• [Supplied records]:
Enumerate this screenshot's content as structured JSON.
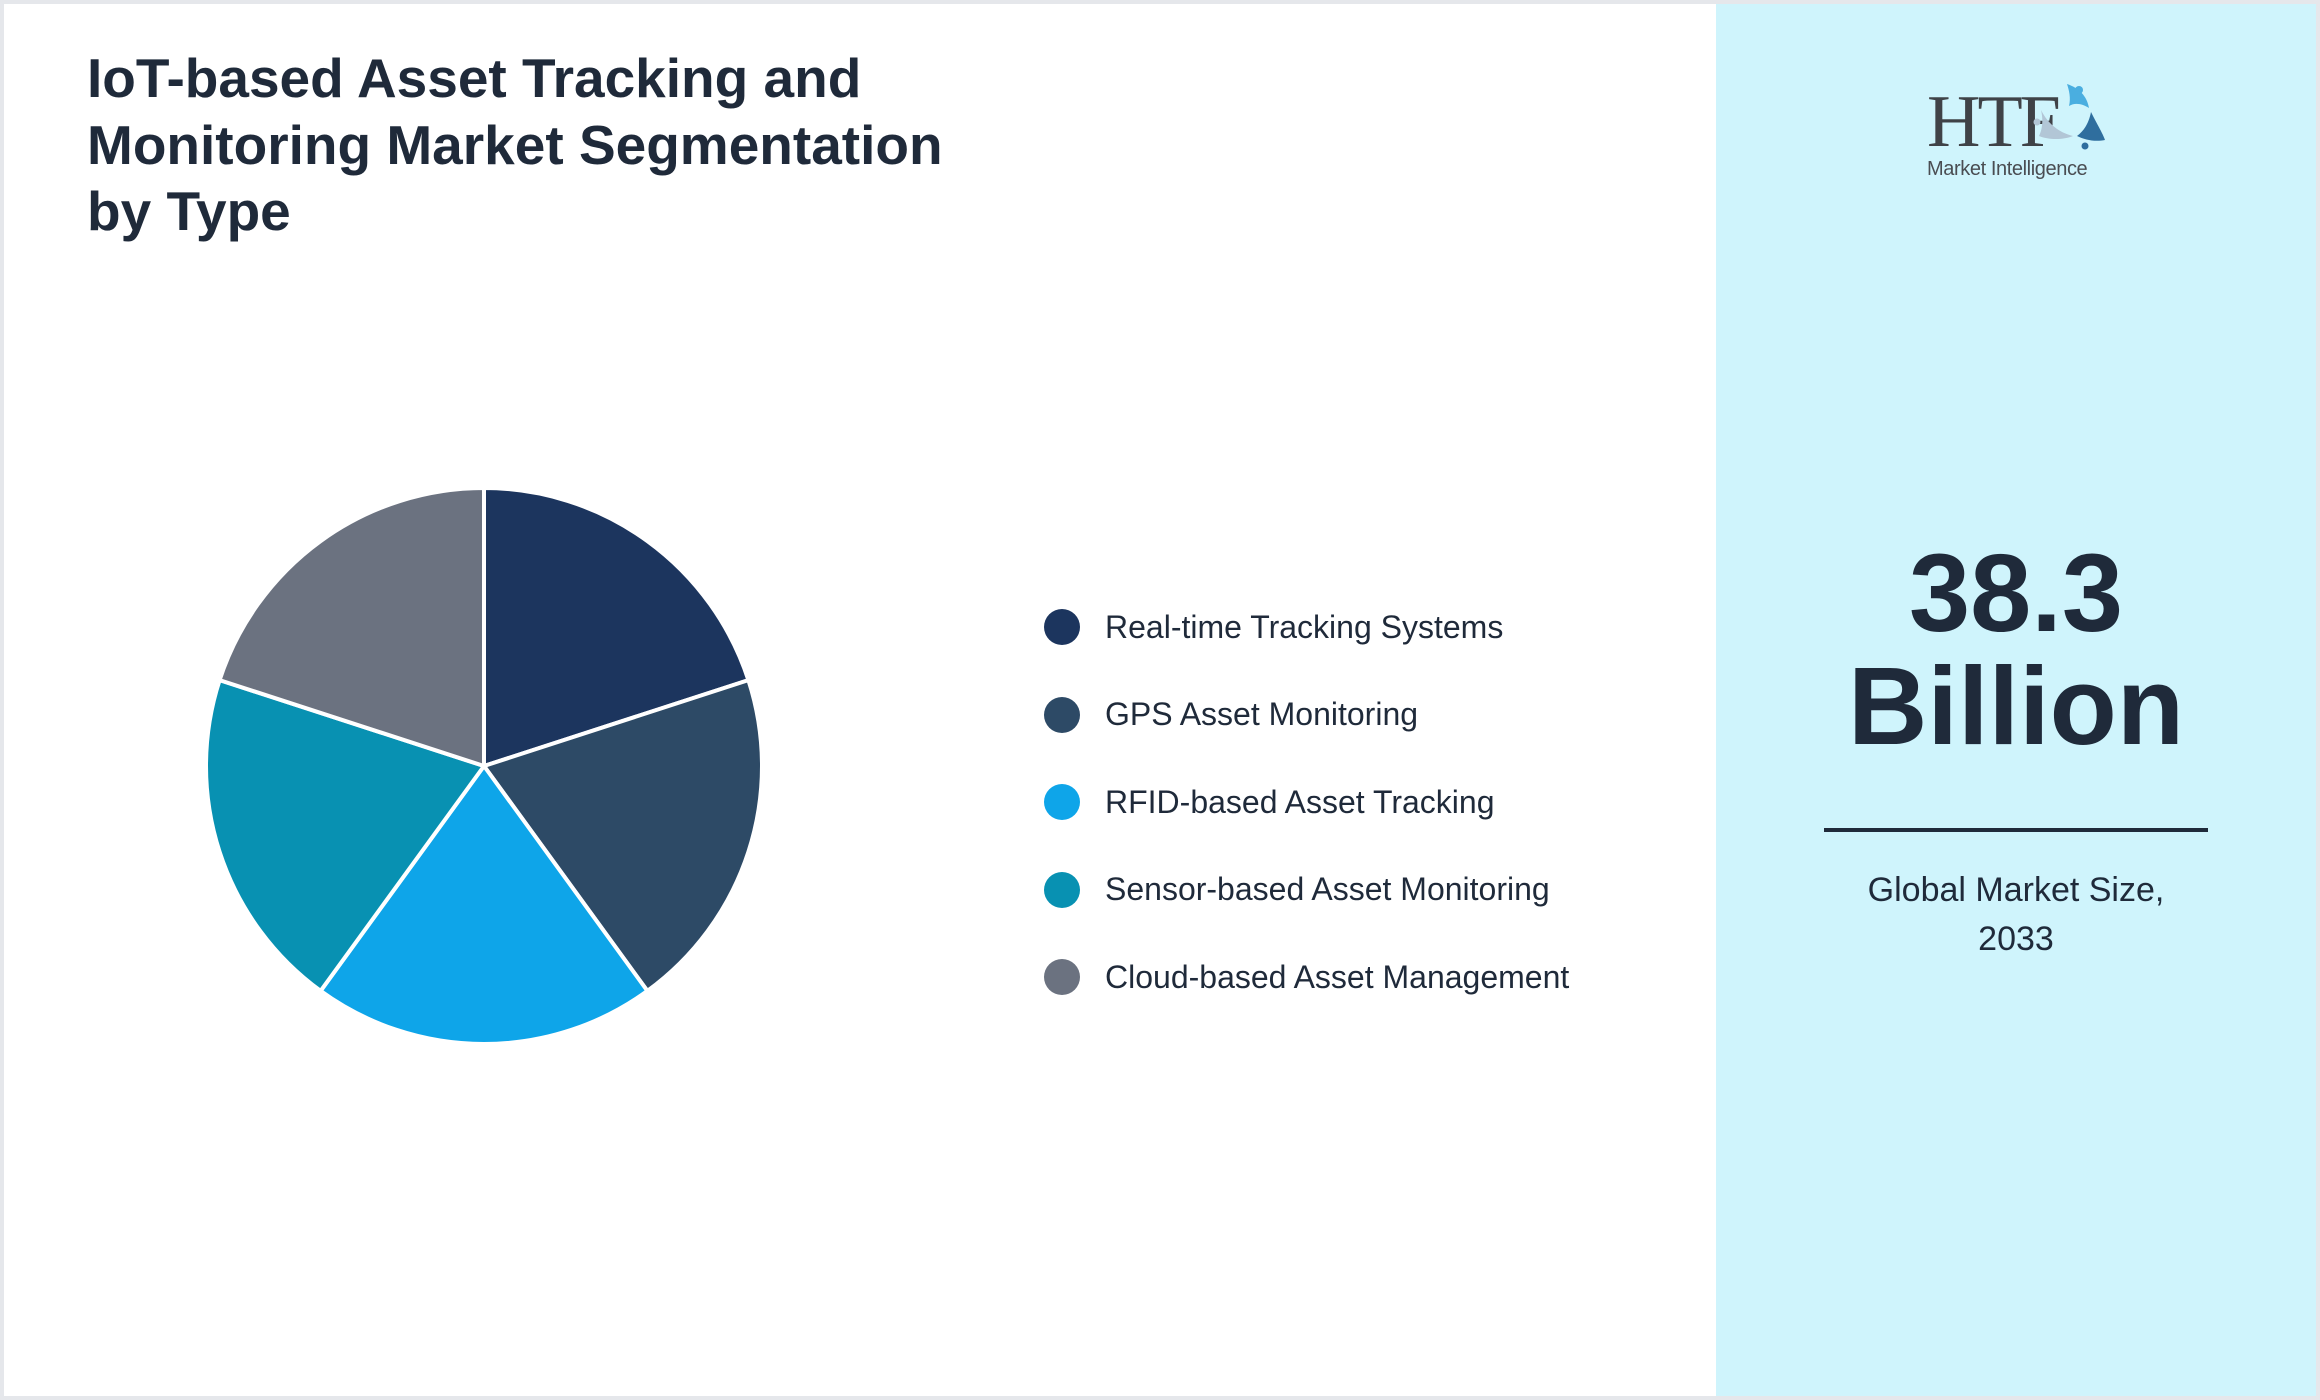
{
  "title": {
    "lines": [
      "IoT-based Asset Tracking and",
      "Monitoring Market Segmentation",
      "by Type"
    ],
    "full": "IoT-based Asset Tracking and Monitoring Market Segmentation by Type"
  },
  "chart_data": {
    "type": "pie",
    "title": "IoT-based Asset Tracking and Monitoring Market Segmentation by Type",
    "categories": [
      "Real-time Tracking Systems",
      "GPS Asset Monitoring",
      "RFID-based Asset Tracking",
      "Sensor-based Asset Monitoring",
      "Cloud-based Asset Management"
    ],
    "values": [
      20,
      20,
      20,
      20,
      20
    ],
    "colors": [
      "#1c355e",
      "#2d4a66",
      "#0ea5e9",
      "#0891b2",
      "#6b7280"
    ],
    "start_angle_deg": -90,
    "direction": "clockwise",
    "legend_position": "right",
    "data_labels": false
  },
  "legend": {
    "items": [
      {
        "label": "Real-time Tracking Systems",
        "color": "#1c355e"
      },
      {
        "label": "GPS Asset Monitoring",
        "color": "#2d4a66"
      },
      {
        "label": "RFID-based Asset Tracking",
        "color": "#0ea5e9"
      },
      {
        "label": "Sensor-based Asset Monitoring",
        "color": "#0891b2"
      },
      {
        "label": "Cloud-based Asset Management",
        "color": "#6b7280"
      }
    ]
  },
  "panel": {
    "logo": {
      "brand": "HTF",
      "subtitle": "Market Intelligence"
    },
    "value_lines": [
      "38.3",
      "Billion"
    ],
    "caption_lines": [
      "Global Market Size,",
      "2033"
    ]
  },
  "colors": {
    "panel_bg": "#cff4fc",
    "text": "#1f2a3a",
    "frame": "#e5e7eb"
  }
}
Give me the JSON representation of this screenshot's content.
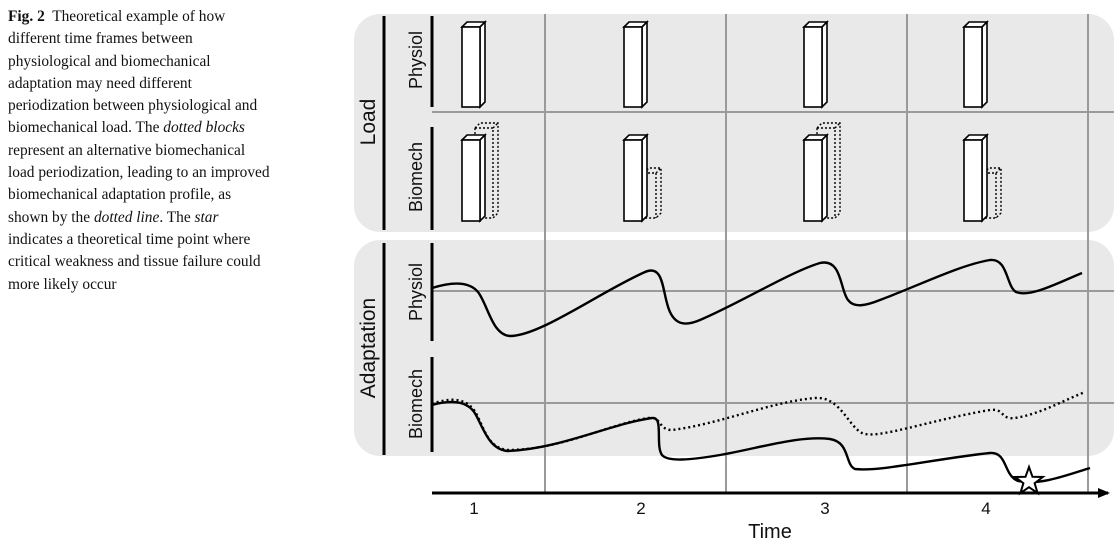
{
  "caption": {
    "fig_label": "Fig. 2",
    "part1": "Theoretical example of how different time frames between physiological and biomechanical adaptation may need different periodization between physiological and biomechanical load. The ",
    "em1": "dotted blocks",
    "part2": " represent an alternative biomechanical load periodization, leading to an improved biomechanical adaptation profile, as shown by the ",
    "em2": "dotted line",
    "part3": ". The ",
    "em3": "star",
    "part4": " indicates a theoretical time point where critical weakness and tissue failure could more likely occur"
  },
  "figure": {
    "panels": {
      "load": "Load",
      "adaptation": "Adaptation"
    },
    "rows": {
      "load_physiol": "Physiol",
      "load_biomech": "Biomech",
      "adapt_physiol": "Physiol",
      "adapt_biomech": "Biomech"
    },
    "time_axis": {
      "label": "Time",
      "ticks": [
        "1",
        "2",
        "3",
        "4"
      ]
    },
    "colors": {
      "panel_fill": "#e9e9e9",
      "grid": "#9a9a9a",
      "line": "#000000"
    }
  }
}
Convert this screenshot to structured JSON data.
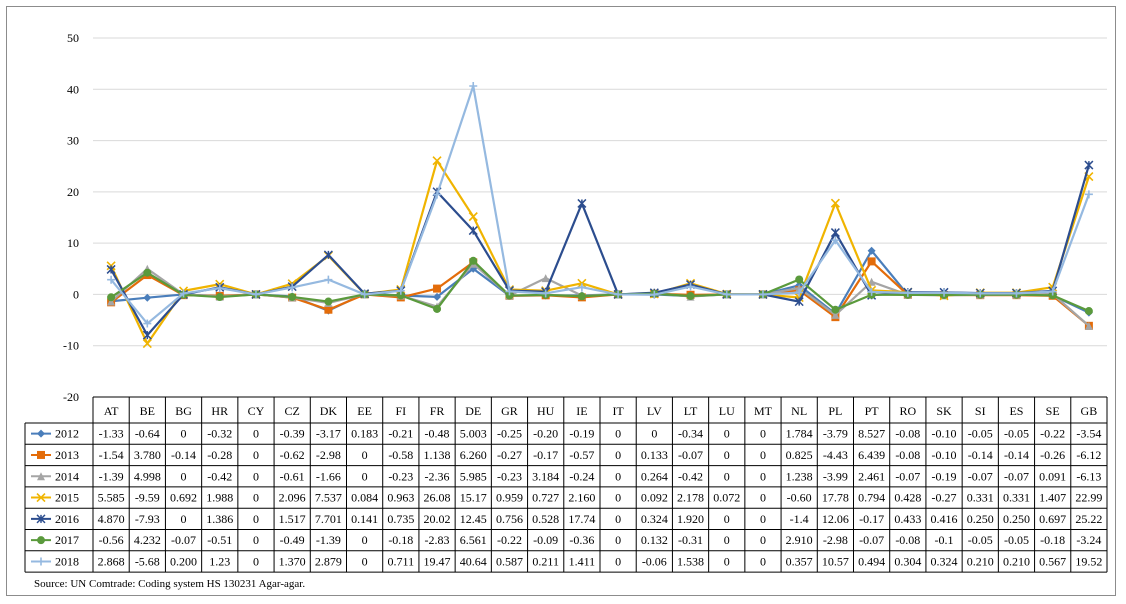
{
  "source_note": "Source: UN Comtrade: Coding system HS 130231 Agar-agar.",
  "chart_data": {
    "type": "line",
    "title": "",
    "xlabel": "",
    "ylabel": "",
    "ylim": [
      -20,
      50
    ],
    "yticks": [
      -20,
      -10,
      0,
      10,
      20,
      30,
      40,
      50
    ],
    "grid": true,
    "legend": "data-table-left",
    "categories": [
      "AT",
      "BE",
      "BG",
      "HR",
      "CY",
      "CZ",
      "DK",
      "EE",
      "FI",
      "FR",
      "DE",
      "GR",
      "HU",
      "IE",
      "IT",
      "LV",
      "LT",
      "LU",
      "MT",
      "NL",
      "PL",
      "PT",
      "RO",
      "SK",
      "SI",
      "ES",
      "SE",
      "GB"
    ],
    "series": [
      {
        "name": "2012",
        "color": "#4a7ebb",
        "marker": "diamond",
        "values": [
          -1.33,
          -0.64,
          0,
          -0.32,
          0,
          -0.39,
          -3.17,
          0.183,
          -0.21,
          -0.48,
          5.003,
          -0.25,
          -0.2,
          -0.19,
          0,
          0,
          -0.34,
          0,
          0,
          1.784,
          -3.79,
          8.527,
          -0.08,
          -0.1,
          -0.05,
          -0.05,
          -0.22,
          -3.54
        ],
        "labels": [
          "-1.33",
          "-0.64",
          "0",
          "-0.32",
          "0",
          "-0.39",
          "-3.17",
          "0.183",
          "-0.21",
          "-0.48",
          "5.003",
          "-0.25",
          "-0.20",
          "-0.19",
          "0",
          "0",
          "-0.34",
          "0",
          "0",
          "1.784",
          "-3.79",
          "8.527",
          "-0.08",
          "-0.10",
          "-0.05",
          "-0.05",
          "-0.22",
          "-3.54"
        ]
      },
      {
        "name": "2013",
        "color": "#e36c0a",
        "marker": "square",
        "values": [
          -1.54,
          3.78,
          -0.14,
          -0.28,
          0,
          -0.62,
          -2.98,
          0,
          -0.58,
          1.138,
          6.26,
          -0.27,
          -0.17,
          -0.57,
          0,
          0.133,
          -0.07,
          0,
          0,
          0.825,
          -4.43,
          6.439,
          -0.08,
          -0.1,
          -0.14,
          -0.14,
          -0.26,
          -6.12
        ],
        "labels": [
          "-1.54",
          "3.780",
          "-0.14",
          "-0.28",
          "0",
          "-0.62",
          "-2.98",
          "0",
          "-0.58",
          "1.138",
          "6.260",
          "-0.27",
          "-0.17",
          "-0.57",
          "0",
          "0.133",
          "-0.07",
          "0",
          "0",
          "0.825",
          "-4.43",
          "6.439",
          "-0.08",
          "-0.10",
          "-0.14",
          "-0.14",
          "-0.26",
          "-6.12"
        ]
      },
      {
        "name": "2014",
        "color": "#a5a5a5",
        "marker": "triangle",
        "values": [
          -1.39,
          4.998,
          0,
          -0.42,
          0,
          -0.61,
          -1.66,
          0,
          -0.23,
          -2.36,
          5.985,
          -0.23,
          3.184,
          -0.24,
          0,
          0.264,
          -0.42,
          0,
          0,
          1.238,
          -3.99,
          2.461,
          -0.07,
          -0.19,
          -0.07,
          -0.07,
          0.091,
          -6.13
        ],
        "labels": [
          "-1.39",
          "4.998",
          "0",
          "-0.42",
          "0",
          "-0.61",
          "-1.66",
          "0",
          "-0.23",
          "-2.36",
          "5.985",
          "-0.23",
          "3.184",
          "-0.24",
          "0",
          "0.264",
          "-0.42",
          "0",
          "0",
          "1.238",
          "-3.99",
          "2.461",
          "-0.07",
          "-0.19",
          "-0.07",
          "-0.07",
          "0.091",
          "-6.13"
        ]
      },
      {
        "name": "2015",
        "color": "#f0b400",
        "marker": "x",
        "values": [
          5.585,
          -9.59,
          0.692,
          1.988,
          0,
          2.096,
          7.537,
          0.084,
          0.963,
          26.08,
          15.17,
          0.959,
          0.727,
          2.16,
          0,
          0.092,
          2.178,
          0.072,
          0,
          -0.6,
          17.78,
          0.794,
          0.428,
          -0.27,
          0.331,
          0.331,
          1.407,
          22.99
        ],
        "labels": [
          "5.585",
          "-9.59",
          "0.692",
          "1.988",
          "0",
          "2.096",
          "7.537",
          "0.084",
          "0.963",
          "26.08",
          "15.17",
          "0.959",
          "0.727",
          "2.160",
          "0",
          "0.092",
          "2.178",
          "0.072",
          "0",
          "-0.60",
          "17.78",
          "0.794",
          "0.428",
          "-0.27",
          "0.331",
          "0.331",
          "1.407",
          "22.99"
        ]
      },
      {
        "name": "2016",
        "color": "#2c4d8e",
        "marker": "star",
        "values": [
          4.87,
          -7.93,
          0,
          1.386,
          0,
          1.517,
          7.701,
          0.141,
          0.735,
          20.02,
          12.45,
          0.756,
          0.528,
          17.74,
          0,
          0.324,
          1.92,
          0,
          0,
          -1.4,
          12.06,
          -0.17,
          0.433,
          0.416,
          0.25,
          0.25,
          0.697,
          25.22
        ],
        "labels": [
          "4.870",
          "-7.93",
          "0",
          "1.386",
          "0",
          "1.517",
          "7.701",
          "0.141",
          "0.735",
          "20.02",
          "12.45",
          "0.756",
          "0.528",
          "17.74",
          "0",
          "0.324",
          "1.920",
          "0",
          "0",
          "-1.4",
          "12.06",
          "-0.17",
          "0.433",
          "0.416",
          "0.250",
          "0.250",
          "0.697",
          "25.22"
        ]
      },
      {
        "name": "2017",
        "color": "#5a9a3c",
        "marker": "circle",
        "values": [
          -0.56,
          4.232,
          -0.07,
          -0.51,
          0,
          -0.49,
          -1.39,
          0,
          -0.18,
          -2.83,
          6.561,
          -0.22,
          -0.09,
          -0.36,
          0,
          0.132,
          -0.31,
          0,
          0,
          2.91,
          -2.98,
          -0.07,
          -0.08,
          -0.1,
          -0.05,
          -0.05,
          -0.18,
          -3.24
        ],
        "labels": [
          "-0.56",
          "4.232",
          "-0.07",
          "-0.51",
          "0",
          "-0.49",
          "-1.39",
          "0",
          "-0.18",
          "-2.83",
          "6.561",
          "-0.22",
          "-0.09",
          "-0.36",
          "0",
          "0.132",
          "-0.31",
          "0",
          "0",
          "2.910",
          "-2.98",
          "-0.07",
          "-0.08",
          "-0.1",
          "-0.05",
          "-0.05",
          "-0.18",
          "-3.24"
        ]
      },
      {
        "name": "2018",
        "color": "#95b9e0",
        "marker": "plus",
        "values": [
          2.868,
          -5.68,
          0.2,
          1.23,
          0,
          1.37,
          2.879,
          0,
          0.711,
          19.47,
          40.64,
          0.587,
          0.211,
          1.411,
          0,
          -0.06,
          1.538,
          0,
          0,
          0.357,
          10.57,
          0.494,
          0.304,
          0.324,
          0.21,
          0.21,
          0.567,
          19.52
        ],
        "labels": [
          "2.868",
          "-5.68",
          "0.200",
          "1.23",
          "0",
          "1.370",
          "2.879",
          "0",
          "0.711",
          "19.47",
          "40.64",
          "0.587",
          "0.211",
          "1.411",
          "0",
          "-0.06",
          "1.538",
          "0",
          "0",
          "0.357",
          "10.57",
          "0.494",
          "0.304",
          "0.324",
          "0.210",
          "0.210",
          "0.567",
          "19.52"
        ]
      }
    ]
  }
}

• [Brief]:
Each line in the entries above that includes the string "Asset" should be extracted.

• [Response to this task]:
      "IoT-based Asset Tracking and",
    "full": "IoT-based Asset Tracking and Monitoring Market Segmentation by Type"
    "title": "IoT-based Asset Tracking and Monitoring Market Segmentation by Type",
      "GPS Asset Monitoring",
      "RFID-based Asset Tracking",
      "Sensor-based Asset Monitoring",
      "Cloud-based Asset Management"
        "label": "GPS Asset Monitoring",
        "label": "RFID-based Asset Tracking",
        "label": "Sensor-based Asset Monitoring",
        "label": "Cloud-based Asset Management",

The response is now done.